Write out all the data again, exactly as it stands.

** Start Data extract **

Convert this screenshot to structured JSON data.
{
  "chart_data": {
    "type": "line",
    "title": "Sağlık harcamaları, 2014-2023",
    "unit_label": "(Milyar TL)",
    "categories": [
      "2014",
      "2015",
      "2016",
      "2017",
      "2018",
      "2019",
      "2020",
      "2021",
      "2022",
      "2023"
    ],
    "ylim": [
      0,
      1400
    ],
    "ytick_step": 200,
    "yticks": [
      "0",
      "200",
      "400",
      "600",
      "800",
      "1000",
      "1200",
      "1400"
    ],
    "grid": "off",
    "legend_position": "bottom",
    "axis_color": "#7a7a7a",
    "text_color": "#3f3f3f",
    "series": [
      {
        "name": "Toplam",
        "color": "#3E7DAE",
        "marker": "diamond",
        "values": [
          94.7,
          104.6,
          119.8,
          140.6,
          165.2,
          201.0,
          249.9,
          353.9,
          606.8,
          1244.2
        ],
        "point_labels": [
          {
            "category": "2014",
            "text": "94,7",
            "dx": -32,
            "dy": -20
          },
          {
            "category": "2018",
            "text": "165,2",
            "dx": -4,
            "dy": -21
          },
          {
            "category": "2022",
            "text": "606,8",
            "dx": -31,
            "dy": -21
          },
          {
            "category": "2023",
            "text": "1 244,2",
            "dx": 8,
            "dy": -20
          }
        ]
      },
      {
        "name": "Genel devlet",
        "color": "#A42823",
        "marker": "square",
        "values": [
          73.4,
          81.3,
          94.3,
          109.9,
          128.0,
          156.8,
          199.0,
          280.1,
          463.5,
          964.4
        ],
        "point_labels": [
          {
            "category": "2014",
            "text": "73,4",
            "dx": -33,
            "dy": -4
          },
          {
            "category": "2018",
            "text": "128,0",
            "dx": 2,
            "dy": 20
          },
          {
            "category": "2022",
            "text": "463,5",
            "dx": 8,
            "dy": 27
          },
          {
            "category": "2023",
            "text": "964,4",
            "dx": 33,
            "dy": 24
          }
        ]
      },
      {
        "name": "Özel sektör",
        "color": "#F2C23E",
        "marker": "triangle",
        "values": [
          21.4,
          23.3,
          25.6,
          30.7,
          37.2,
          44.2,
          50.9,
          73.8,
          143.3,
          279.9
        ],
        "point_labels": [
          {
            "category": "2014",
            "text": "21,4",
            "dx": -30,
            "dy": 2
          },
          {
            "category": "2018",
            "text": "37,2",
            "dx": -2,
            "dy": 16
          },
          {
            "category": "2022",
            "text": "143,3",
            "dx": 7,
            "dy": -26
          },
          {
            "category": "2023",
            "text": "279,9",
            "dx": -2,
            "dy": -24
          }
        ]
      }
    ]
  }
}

** End Data extract **

### Result for this exercise
Convert this screenshot to structured JSON data.
{
  "chart_data": {
    "type": "line",
    "title": "Sağlık harcamaları, 2014-2023",
    "unit_label": "(Milyar TL)",
    "categories": [
      "2014",
      "2015",
      "2016",
      "2017",
      "2018",
      "2019",
      "2020",
      "2021",
      "2022",
      "2023"
    ],
    "ylim": [
      0,
      1400
    ],
    "ytick_step": 200,
    "yticks": [
      "0",
      "200",
      "400",
      "600",
      "800",
      "1000",
      "1200",
      "1400"
    ],
    "grid": "off",
    "legend_position": "bottom",
    "axis_color": "#7a7a7a",
    "text_color": "#3f3f3f",
    "series": [
      {
        "name": "Toplam",
        "color": "#3E7DAE",
        "marker": "diamond",
        "values": [
          94.7,
          104.6,
          119.8,
          140.6,
          165.2,
          201.0,
          249.9,
          353.9,
          606.8,
          1244.2
        ],
        "point_labels": [
          {
            "category": "2014",
            "text": "94,7",
            "dx": -32,
            "dy": -20
          },
          {
            "category": "2018",
            "text": "165,2",
            "dx": -4,
            "dy": -21
          },
          {
            "category": "2022",
            "text": "606,8",
            "dx": -31,
            "dy": -21
          },
          {
            "category": "2023",
            "text": "1 244,2",
            "dx": 8,
            "dy": -20
          }
        ]
      },
      {
        "name": "Genel devlet",
        "color": "#A42823",
        "marker": "square",
        "values": [
          73.4,
          81.3,
          94.3,
          109.9,
          128.0,
          156.8,
          199.0,
          280.1,
          463.5,
          964.4
        ],
        "point_labels": [
          {
            "category": "2014",
            "text": "73,4",
            "dx": -33,
            "dy": -4
          },
          {
            "category": "2018",
            "text": "128,0",
            "dx": 2,
            "dy": 20
          },
          {
            "category": "2022",
            "text": "463,5",
            "dx": 8,
            "dy": 27
          },
          {
            "category": "2023",
            "text": "964,4",
            "dx": 33,
            "dy": 24
          }
        ]
      },
      {
        "name": "Özel sektör",
        "color": "#F2C23E",
        "marker": "triangle",
        "values": [
          21.4,
          23.3,
          25.6,
          30.7,
          37.2,
          44.2,
          50.9,
          73.8,
          143.3,
          279.9
        ],
        "point_labels": [
          {
            "category": "2014",
            "text": "21,4",
            "dx": -30,
            "dy": 2
          },
          {
            "category": "2018",
            "text": "37,2",
            "dx": -2,
            "dy": 16
          },
          {
            "category": "2022",
            "text": "143,3",
            "dx": 7,
            "dy": -26
          },
          {
            "category": "2023",
            "text": "279,9",
            "dx": -2,
            "dy": -24
          }
        ]
      }
    ]
  }
}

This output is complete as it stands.